# [BRIEF]
Retype the listing that follows, exactly as written.

# [SUPPLIED MATERIAL]
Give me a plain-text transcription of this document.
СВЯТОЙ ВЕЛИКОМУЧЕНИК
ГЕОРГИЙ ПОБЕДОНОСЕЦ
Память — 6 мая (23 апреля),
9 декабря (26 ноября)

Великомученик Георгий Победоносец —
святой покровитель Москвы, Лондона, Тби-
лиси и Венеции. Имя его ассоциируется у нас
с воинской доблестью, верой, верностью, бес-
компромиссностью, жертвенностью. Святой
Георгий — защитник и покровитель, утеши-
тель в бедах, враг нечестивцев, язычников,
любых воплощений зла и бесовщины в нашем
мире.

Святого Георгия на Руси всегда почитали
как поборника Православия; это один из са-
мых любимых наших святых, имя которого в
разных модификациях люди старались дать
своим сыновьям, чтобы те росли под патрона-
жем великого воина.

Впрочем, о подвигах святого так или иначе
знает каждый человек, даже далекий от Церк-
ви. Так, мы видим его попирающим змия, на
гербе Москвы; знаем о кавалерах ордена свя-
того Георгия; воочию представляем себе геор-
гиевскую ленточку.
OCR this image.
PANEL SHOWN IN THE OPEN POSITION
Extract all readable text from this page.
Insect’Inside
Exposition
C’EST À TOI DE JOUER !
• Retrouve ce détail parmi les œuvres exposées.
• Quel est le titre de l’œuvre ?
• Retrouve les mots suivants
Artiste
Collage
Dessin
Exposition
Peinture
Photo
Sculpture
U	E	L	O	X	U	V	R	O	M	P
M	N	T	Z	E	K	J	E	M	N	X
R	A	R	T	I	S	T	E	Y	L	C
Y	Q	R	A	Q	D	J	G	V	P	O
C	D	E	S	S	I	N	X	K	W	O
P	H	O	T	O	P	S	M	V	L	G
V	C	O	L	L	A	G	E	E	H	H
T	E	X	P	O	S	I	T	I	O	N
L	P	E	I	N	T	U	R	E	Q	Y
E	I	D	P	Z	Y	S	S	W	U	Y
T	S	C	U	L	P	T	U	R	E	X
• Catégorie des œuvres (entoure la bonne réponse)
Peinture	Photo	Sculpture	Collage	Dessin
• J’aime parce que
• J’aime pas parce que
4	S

# [SOLUTION TO THIS TASK]
Give me a plain-text transcription of this document.
СВЯТОЙ ВЕЛИКОМУЧЕНИК
ГЕОРГИЙ ПОБЕДОНОСЕЦ
Память — 6 мая (23 апреля),
9 декабря (26 ноября)

Великомученик Георгий Победоносец —
святой покровитель Москвы, Лондона, Тби-
лиси и Венеции. Имя его ассоциируется у нас
с воинской доблестью, верой, верностью, бес-
компромиссностью, жертвенностью. Святой
Георгий — защитник и покровитель, утеши-
тель в бедах, враг нечестивцев, язычников,
любых воплощений зла и бесовщины в нашем
мире.

Святого Георгия на Руси всегда почитали
как поборника Православия; это один из са-
мых любимых наших святых, имя которого в
разных модификациях люди старались дать
своим сыновьям, чтобы те росли под патрона-
жем великого воина.

Впрочем, о подвигах святого так или иначе
знает каждый человек, даже далекий от Церк-
ви. Так, мы видим его попирающим змия, на
гербе Москвы; знаем о кавалерах ордена свя-
того Георгия; воочию представляем себе геор-
гиевскую ленточку.
OCR this image.
PANEL SHOWN IN THE OPEN POSITION
Extract all readable text from this page.
Insect’Inside
Exposition
C’EST À TOI DE JOUER !
• Retrouve ce détail parmi les œuvres exposées.
• Quel est le titre de l’œuvre ?
• Retrouve les mots suivants
Artiste
Collage
Dessin
Exposition
Peinture
Photo
Sculpture
U	E	L	O	X	U	V	R	O	M	P
M	N	T	Z	E	K	J	E	M	N	X
R	A	R	T	I	S	T	E	Y	L	C
Y	Q	R	A	Q	D	J	G	V	P	O
C	D	E	S	S	I	N	X	K	W	O
P	H	O	T	O	P	S	M	V	L	G
V	C	O	L	L	A	G	E	E	H	H
T	E	X	P	O	S	I	T	I	O	N
L	P	E	I	N	T	U	R	E	Q	Y
E	I	D	P	Z	Y	S	S	W	U	Y
T	S	C	U	L	P	T	U	R	E	X
• Catégorie des œuvres (entoure la bonne réponse)
Peinture	Photo	Sculpture	Collage	Dessin
• J’aime parce que
• J’aime pas parce que
4	S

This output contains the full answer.